----- Supplied data

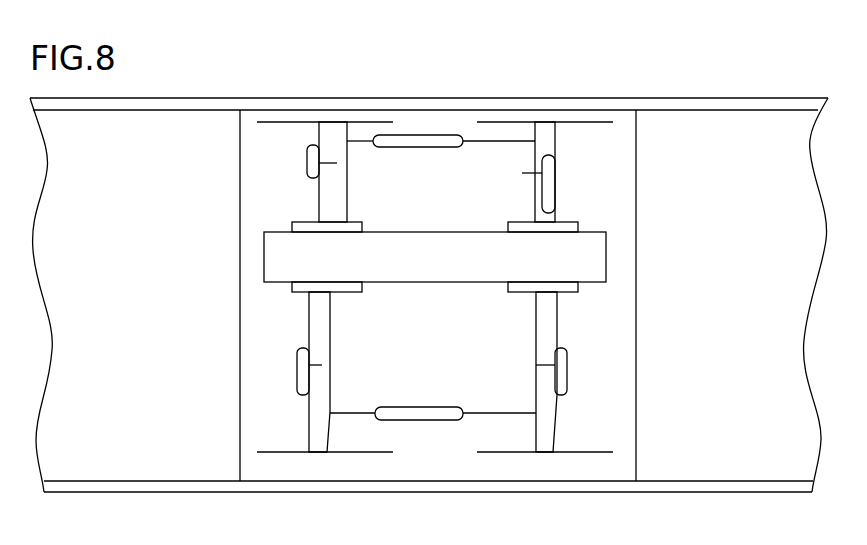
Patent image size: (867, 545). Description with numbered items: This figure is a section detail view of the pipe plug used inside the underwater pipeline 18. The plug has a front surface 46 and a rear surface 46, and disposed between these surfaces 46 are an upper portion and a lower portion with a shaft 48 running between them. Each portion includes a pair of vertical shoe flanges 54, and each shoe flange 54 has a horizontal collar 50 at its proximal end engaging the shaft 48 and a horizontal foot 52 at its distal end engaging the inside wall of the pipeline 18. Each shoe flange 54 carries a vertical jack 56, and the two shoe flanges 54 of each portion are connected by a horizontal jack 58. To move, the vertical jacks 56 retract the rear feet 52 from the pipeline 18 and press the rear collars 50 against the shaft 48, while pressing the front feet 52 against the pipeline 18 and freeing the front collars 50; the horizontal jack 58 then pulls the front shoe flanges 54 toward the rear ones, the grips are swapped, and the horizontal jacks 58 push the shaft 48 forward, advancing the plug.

The underwater pipeline 18 is at (690, 97).
The front surface and rear surface 46 is at (240, 190).
The shaft 48 is at (606, 257).
The horizontal collar 50 is at (348, 292).
The horizontal foot 52 is at (302, 122).
The vertical shoe flange 54 is at (347, 188).
The vertical jack 56 is at (549, 178).
The horizontal jack 58 is at (490, 141).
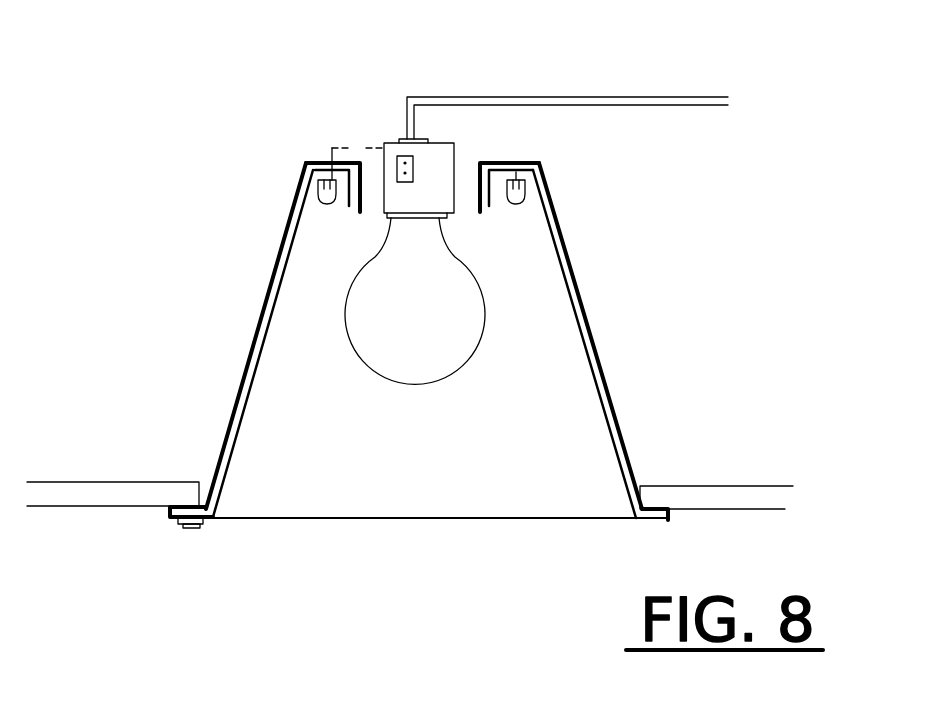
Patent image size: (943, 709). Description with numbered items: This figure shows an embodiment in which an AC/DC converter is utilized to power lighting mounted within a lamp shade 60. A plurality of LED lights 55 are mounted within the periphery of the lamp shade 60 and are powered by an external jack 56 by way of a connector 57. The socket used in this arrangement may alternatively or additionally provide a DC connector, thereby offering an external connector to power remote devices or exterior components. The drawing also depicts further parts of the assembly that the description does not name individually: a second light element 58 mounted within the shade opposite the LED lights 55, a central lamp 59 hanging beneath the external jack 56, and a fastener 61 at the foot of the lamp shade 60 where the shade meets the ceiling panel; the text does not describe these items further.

The LED lights 55 is at (508, 213).
The external jack 56 is at (420, 158).
The connector 57 is at (367, 139).
The left lamp socket 58 is at (335, 213).
The light bulb 59 is at (432, 335).
The lamp shade 60 is at (628, 416).
The fastening clamp 61 is at (193, 531).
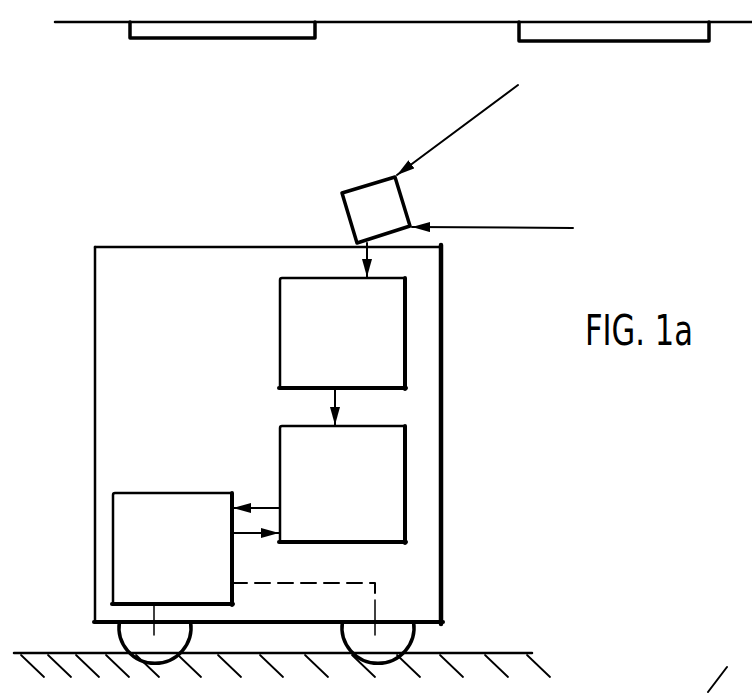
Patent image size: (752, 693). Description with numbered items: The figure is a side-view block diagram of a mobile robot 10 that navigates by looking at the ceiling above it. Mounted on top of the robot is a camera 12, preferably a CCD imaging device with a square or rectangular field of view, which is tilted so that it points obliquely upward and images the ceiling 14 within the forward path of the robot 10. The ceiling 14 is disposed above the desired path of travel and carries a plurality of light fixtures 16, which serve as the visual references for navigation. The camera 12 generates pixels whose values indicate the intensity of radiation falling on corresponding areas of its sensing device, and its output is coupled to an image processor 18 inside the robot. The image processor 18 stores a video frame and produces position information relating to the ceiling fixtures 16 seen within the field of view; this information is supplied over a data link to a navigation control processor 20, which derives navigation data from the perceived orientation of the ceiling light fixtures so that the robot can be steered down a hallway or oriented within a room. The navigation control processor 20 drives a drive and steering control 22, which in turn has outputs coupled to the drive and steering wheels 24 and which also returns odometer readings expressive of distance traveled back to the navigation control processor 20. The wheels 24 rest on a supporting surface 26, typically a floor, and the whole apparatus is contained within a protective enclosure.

The mobile robot 10 is at (460, 407).
The camera 12 is at (362, 187).
The ceiling 14 is at (398, 23).
The light fixtures 16 is at (196, 39).
The image processor 18 is at (280, 318).
The navigation control processor 20 is at (280, 442).
The drive and steering control 22 is at (140, 490).
The drive and steering wheels 24 is at (120, 636).
The supporting surface 26 is at (55, 651).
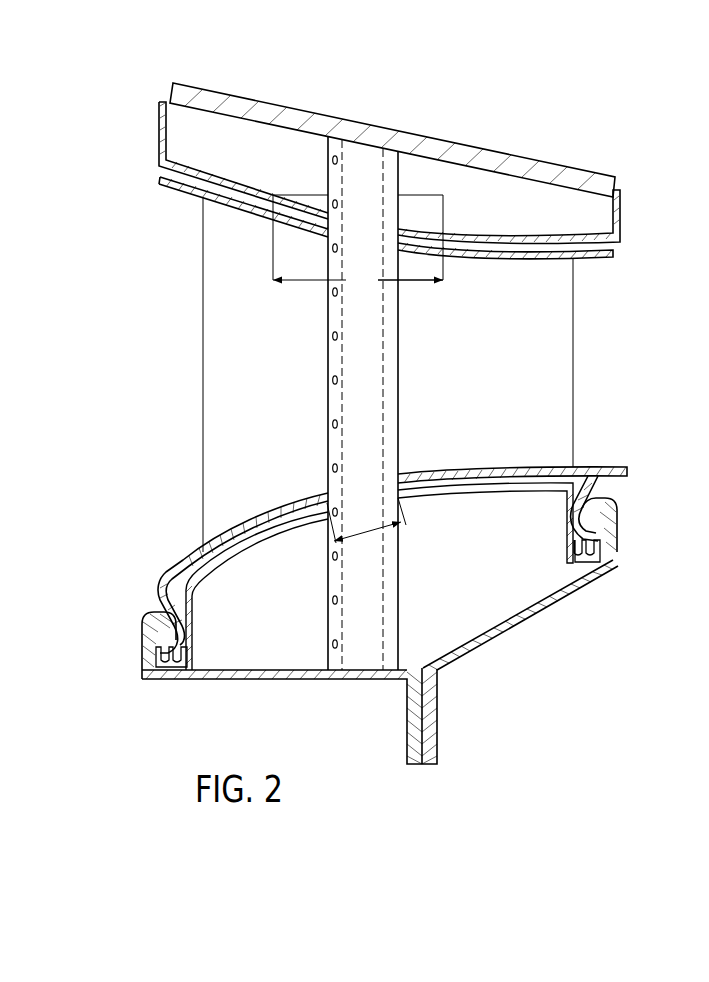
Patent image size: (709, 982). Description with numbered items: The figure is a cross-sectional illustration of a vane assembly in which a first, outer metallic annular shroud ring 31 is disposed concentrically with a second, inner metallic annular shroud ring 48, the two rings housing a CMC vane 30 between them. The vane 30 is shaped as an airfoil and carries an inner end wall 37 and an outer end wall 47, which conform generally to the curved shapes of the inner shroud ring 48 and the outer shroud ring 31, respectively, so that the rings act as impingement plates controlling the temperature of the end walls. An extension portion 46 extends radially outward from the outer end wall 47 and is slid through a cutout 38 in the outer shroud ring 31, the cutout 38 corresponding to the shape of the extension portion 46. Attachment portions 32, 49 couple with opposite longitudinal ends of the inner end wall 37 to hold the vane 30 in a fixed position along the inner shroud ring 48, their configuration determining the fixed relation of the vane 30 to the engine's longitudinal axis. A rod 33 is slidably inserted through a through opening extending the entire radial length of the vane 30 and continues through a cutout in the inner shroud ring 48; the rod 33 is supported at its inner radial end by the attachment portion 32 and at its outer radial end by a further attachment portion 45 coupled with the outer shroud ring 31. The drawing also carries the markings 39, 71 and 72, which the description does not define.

The vane 30 is at (497, 391).
The outer metallic annular shroud ring 31 is at (150, 133).
The attachment portion 32 is at (128, 646).
The rod 33 is at (378, 391).
The inner end wall 37 is at (178, 555).
The cutout 38 is at (375, 297).
The offset 39 is at (401, 522).
The further attachment portion 45 is at (458, 142).
The extension portion 46 is at (447, 213).
The outer end wall 47 is at (173, 196).
The inner metallic annular shroud ring 48 is at (238, 568).
The attachment portion 49 is at (508, 631).
The hidden edge line 71 is at (385, 445).
The fastener holes 72 is at (333, 380).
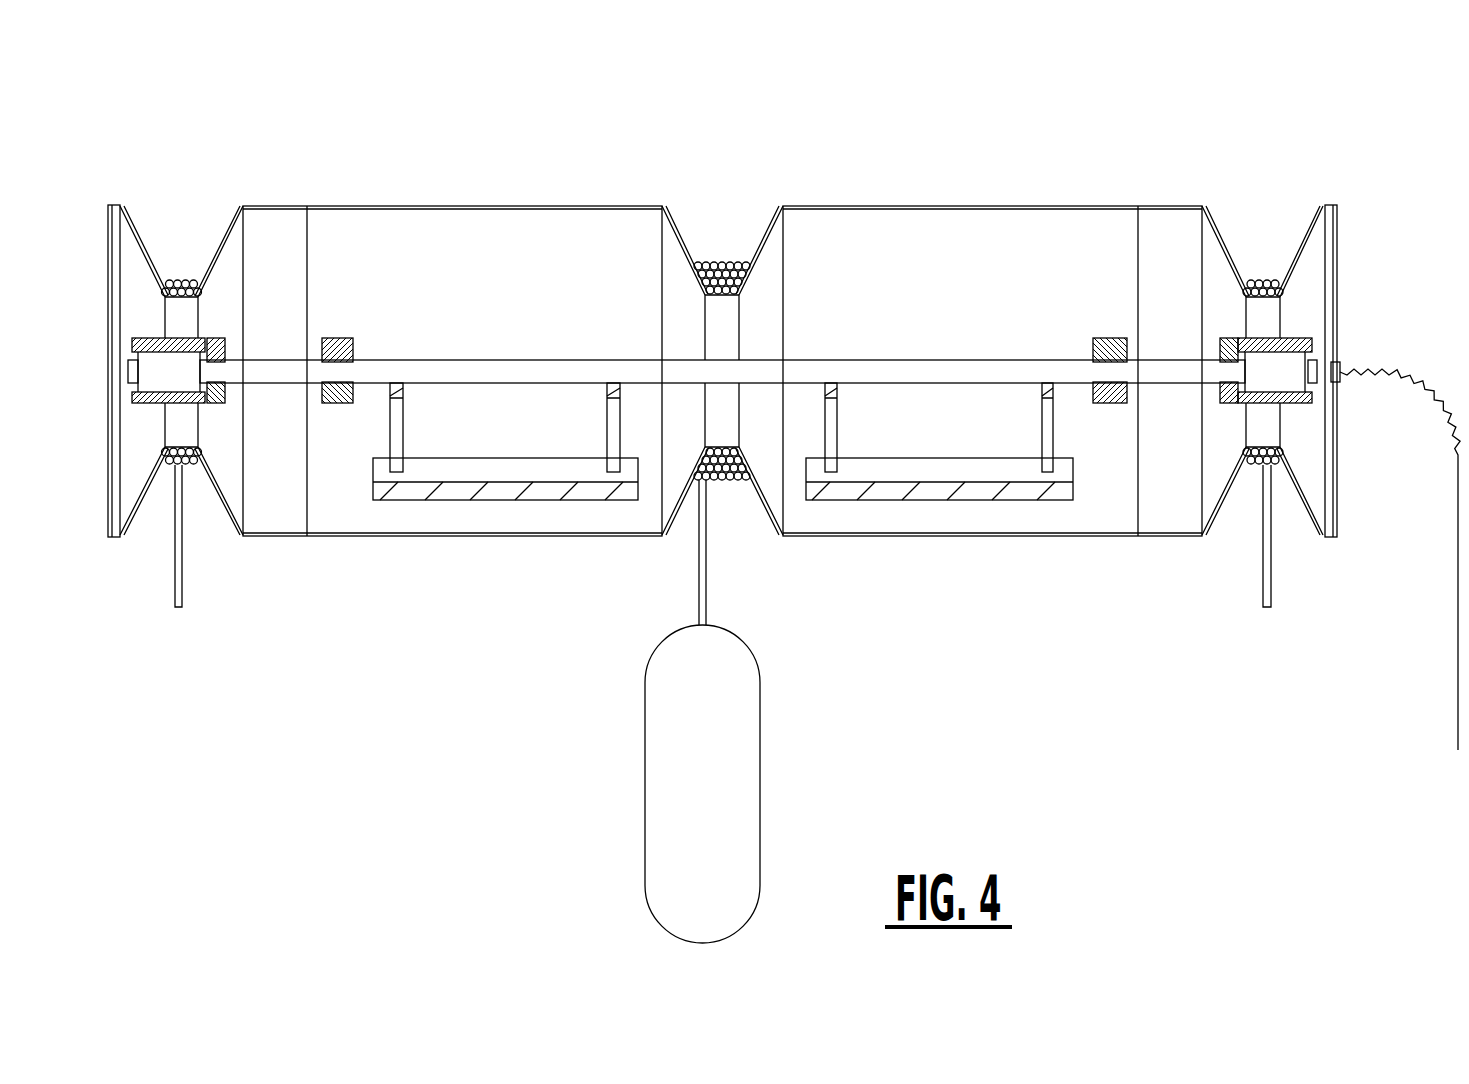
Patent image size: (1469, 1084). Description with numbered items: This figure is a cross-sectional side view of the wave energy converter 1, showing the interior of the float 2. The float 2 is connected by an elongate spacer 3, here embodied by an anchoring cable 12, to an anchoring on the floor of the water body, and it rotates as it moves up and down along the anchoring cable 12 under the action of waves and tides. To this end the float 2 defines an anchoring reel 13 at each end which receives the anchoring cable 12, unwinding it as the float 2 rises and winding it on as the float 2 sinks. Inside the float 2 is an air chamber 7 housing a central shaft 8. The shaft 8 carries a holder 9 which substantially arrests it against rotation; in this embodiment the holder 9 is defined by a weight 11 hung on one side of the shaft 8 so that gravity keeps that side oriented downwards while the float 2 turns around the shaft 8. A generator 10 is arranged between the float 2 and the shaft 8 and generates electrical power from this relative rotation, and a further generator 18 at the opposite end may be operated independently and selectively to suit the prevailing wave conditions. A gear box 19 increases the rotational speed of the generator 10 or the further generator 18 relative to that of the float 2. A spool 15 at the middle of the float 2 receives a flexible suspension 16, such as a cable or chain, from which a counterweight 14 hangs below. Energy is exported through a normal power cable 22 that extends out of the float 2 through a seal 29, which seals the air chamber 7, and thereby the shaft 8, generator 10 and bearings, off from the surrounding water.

The wave energy converter 1 is at (1340, 112).
The float 2 is at (858, 207).
The elongate spacer 3 is at (764, 539).
The air chamber 7 is at (445, 257).
The shaft 8 is at (547, 373).
The holder 9 is at (723, 491).
The generator 10 is at (145, 338).
The weight 11 is at (522, 477).
The anchoring cable 12 is at (180, 580).
The anchoring reel 13 is at (185, 245).
The counterweight 14 is at (670, 790).
The spool 15 is at (714, 220).
The flexible suspension 16 is at (700, 590).
The further generator 18 is at (1298, 338).
The gear box 19 is at (287, 227).
The power cable 22 is at (1393, 372).
The seal 29 is at (1343, 378).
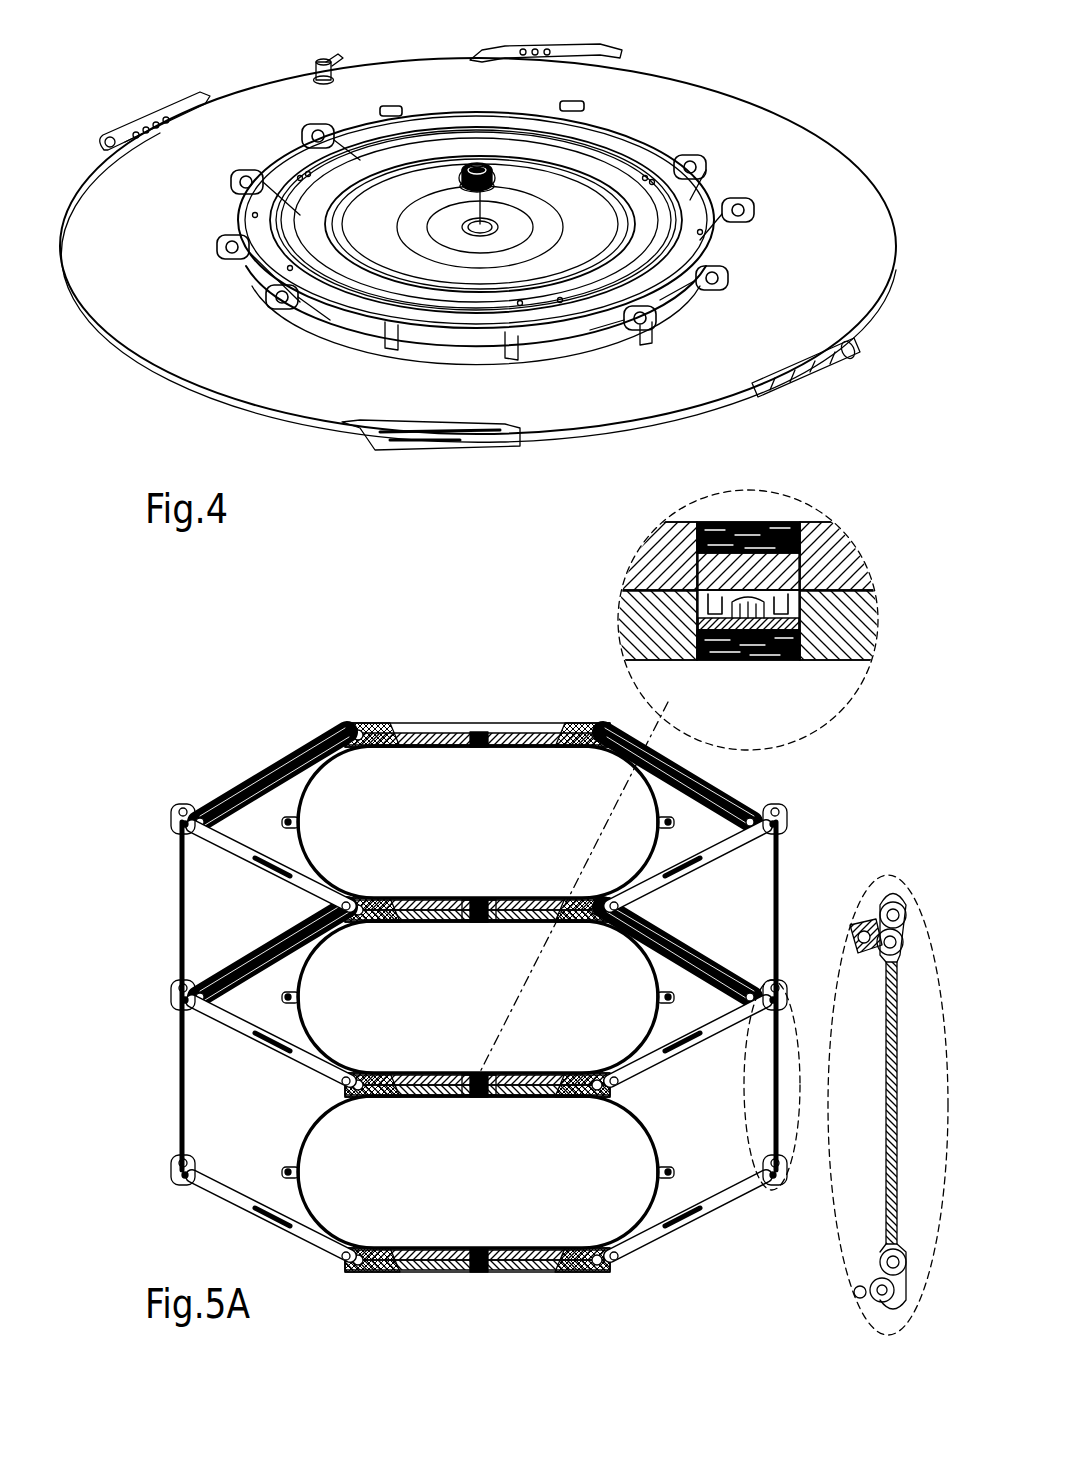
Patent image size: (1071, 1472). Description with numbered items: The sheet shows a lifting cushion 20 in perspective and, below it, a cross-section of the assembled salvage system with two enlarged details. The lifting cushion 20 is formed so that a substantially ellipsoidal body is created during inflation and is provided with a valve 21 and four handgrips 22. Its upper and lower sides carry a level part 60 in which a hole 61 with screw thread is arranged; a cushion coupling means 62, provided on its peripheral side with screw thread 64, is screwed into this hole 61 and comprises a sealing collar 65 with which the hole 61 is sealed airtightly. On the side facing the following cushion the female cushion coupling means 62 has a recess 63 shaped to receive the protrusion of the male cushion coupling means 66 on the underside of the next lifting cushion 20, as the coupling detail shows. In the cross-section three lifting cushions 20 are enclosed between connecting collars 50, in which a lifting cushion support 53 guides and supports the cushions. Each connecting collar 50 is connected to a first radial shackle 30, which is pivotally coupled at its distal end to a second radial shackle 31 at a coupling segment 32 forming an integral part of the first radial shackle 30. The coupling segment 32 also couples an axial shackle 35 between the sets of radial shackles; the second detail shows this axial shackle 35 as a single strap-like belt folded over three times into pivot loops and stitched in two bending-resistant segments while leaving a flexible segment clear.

----------

# Directions
Rewrite the material as a numbered list, running from the line with "Patent image size: (943, 709)." up to and including the line with "The fastening clamp 61 is at (193, 531).". Leave out blank lines.

# Correct result
1. Patent image size: (943, 709). Description with numbered items: This figure shows an embodiment in which an AC/DC converter is utilized to power lighting mounted within a lamp shade 60. A plurality of LED lights 55 are mounted within the periphery of the lamp shade 60 and are powered by an external jack 56 by way of a connector 57. The socket used in this arrangement may alternatively or additionally provide a DC connector, thereby offering an external connector to power remote devices or exterior components. The drawing also depicts further parts of the assembly that the description does not name individually: a second light element 58 mounted within the shade opposite the LED lights 55, a central lamp 59 hanging beneath the external jack 56, and a fastener 61 at the foot of the lamp shade 60 where the shade meets the ceiling panel; the text does not describe these items further.
2. The LED lights 55 is at (508, 213).
3. The external jack 56 is at (420, 158).
4. The connector 57 is at (367, 139).
5. The left lamp socket 58 is at (335, 213).
6. The light bulb 59 is at (432, 335).
7. The lamp shade 60 is at (628, 416).
8. The fastening clamp 61 is at (193, 531).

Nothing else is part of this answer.